**Data entries**
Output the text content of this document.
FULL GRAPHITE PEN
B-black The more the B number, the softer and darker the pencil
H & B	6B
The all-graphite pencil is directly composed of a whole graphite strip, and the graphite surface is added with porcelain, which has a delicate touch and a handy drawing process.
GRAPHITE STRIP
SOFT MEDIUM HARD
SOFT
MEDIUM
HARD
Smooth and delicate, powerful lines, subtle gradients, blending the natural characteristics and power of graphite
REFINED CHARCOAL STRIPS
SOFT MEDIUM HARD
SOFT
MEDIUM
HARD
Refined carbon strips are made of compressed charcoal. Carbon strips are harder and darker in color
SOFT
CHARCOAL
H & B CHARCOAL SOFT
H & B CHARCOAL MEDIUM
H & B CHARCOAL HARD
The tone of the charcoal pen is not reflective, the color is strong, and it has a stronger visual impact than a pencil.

**Direction**
Return, from the data, each line that has the word "darker" in it.

**Answer to the task**
B-black The more the B number, the softer and darker the pencil
Refined carbon strips are made of compressed charcoal. Carbon strips are harder and darker in color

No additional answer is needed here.